Exercise details
Could you rewrite every entry below with "bounding boxes" changed to "coordinates" and everything else left as it is, omitting the pictures?

Recorded information
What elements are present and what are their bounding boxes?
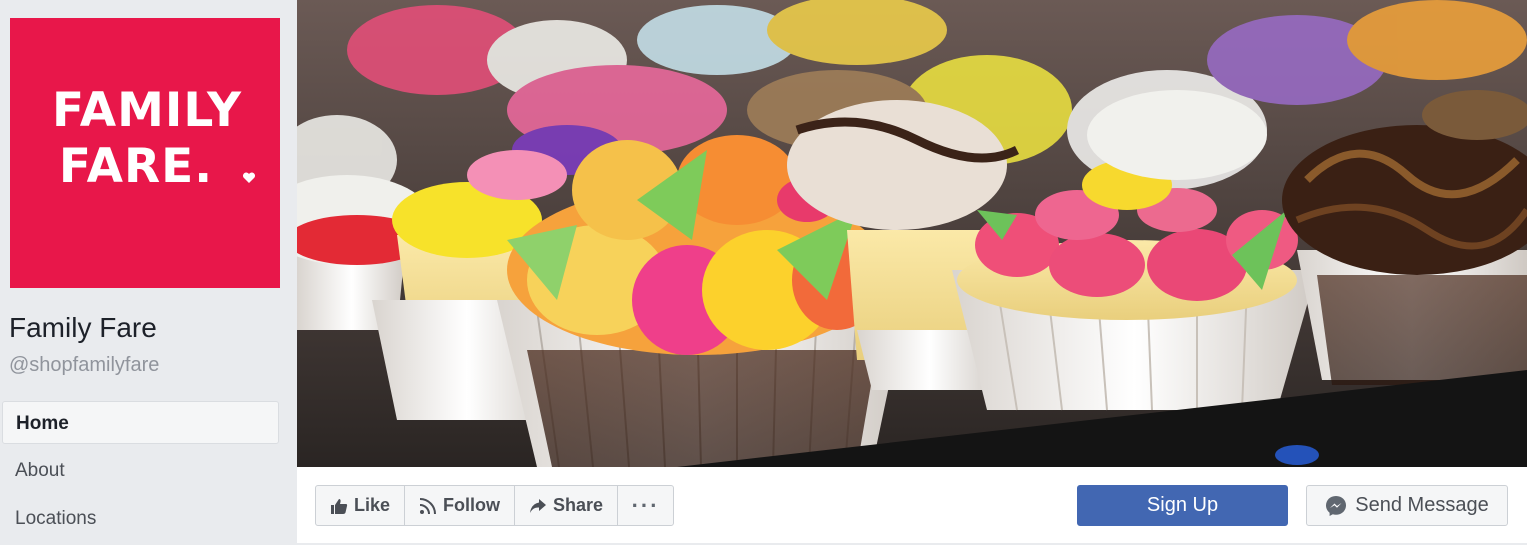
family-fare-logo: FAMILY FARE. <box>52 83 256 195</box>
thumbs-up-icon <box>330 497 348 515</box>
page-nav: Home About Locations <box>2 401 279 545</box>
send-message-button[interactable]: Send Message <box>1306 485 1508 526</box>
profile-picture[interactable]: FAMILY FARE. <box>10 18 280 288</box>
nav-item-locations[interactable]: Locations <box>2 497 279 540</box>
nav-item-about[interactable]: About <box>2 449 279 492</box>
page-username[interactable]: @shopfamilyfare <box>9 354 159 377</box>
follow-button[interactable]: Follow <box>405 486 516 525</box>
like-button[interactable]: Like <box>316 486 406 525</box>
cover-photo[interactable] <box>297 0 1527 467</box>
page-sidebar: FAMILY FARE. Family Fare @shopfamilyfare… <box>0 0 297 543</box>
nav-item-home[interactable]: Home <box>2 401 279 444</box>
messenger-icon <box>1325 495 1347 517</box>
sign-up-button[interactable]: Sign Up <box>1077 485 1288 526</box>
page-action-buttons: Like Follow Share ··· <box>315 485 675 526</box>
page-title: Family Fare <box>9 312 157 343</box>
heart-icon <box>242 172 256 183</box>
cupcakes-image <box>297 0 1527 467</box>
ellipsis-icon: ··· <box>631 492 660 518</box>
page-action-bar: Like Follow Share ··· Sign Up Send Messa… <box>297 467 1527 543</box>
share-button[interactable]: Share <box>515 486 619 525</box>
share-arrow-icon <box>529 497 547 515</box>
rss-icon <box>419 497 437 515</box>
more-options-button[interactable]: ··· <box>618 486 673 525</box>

Solved problem
What elements are present and what are their coordinates?
family-fare-logo: FAMILY FARE. <box>52 83 256 195</box>
thumbs-up-icon <box>330 497 348 515</box>
page-nav: Home About Locations <box>2 401 279 545</box>
send-message-button[interactable]: Send Message <box>1306 485 1508 526</box>
profile-picture[interactable]: FAMILY FARE. <box>10 18 280 288</box>
nav-item-locations[interactable]: Locations <box>2 497 279 540</box>
nav-item-about[interactable]: About <box>2 449 279 492</box>
page-username[interactable]: @shopfamilyfare <box>9 354 159 377</box>
follow-button[interactable]: Follow <box>405 486 516 525</box>
like-button[interactable]: Like <box>316 486 406 525</box>
cover-photo[interactable] <box>297 0 1527 467</box>
page-sidebar: FAMILY FARE. Family Fare @shopfamilyfare… <box>0 0 297 543</box>
nav-item-home[interactable]: Home <box>2 401 279 444</box>
messenger-icon <box>1325 495 1347 517</box>
sign-up-button[interactable]: Sign Up <box>1077 485 1288 526</box>
page-action-buttons: Like Follow Share ··· <box>315 485 675 526</box>
page-title: Family Fare <box>9 312 157 343</box>
heart-icon <box>242 172 256 183</box>
cupcakes-image <box>297 0 1527 467</box>
ellipsis-icon: ··· <box>631 492 660 518</box>
page-action-bar: Like Follow Share ··· Sign Up Send Messa… <box>297 467 1527 543</box>
share-button[interactable]: Share <box>515 486 619 525</box>
share-arrow-icon <box>529 497 547 515</box>
rss-icon <box>419 497 437 515</box>
more-options-button[interactable]: ··· <box>618 486 673 525</box>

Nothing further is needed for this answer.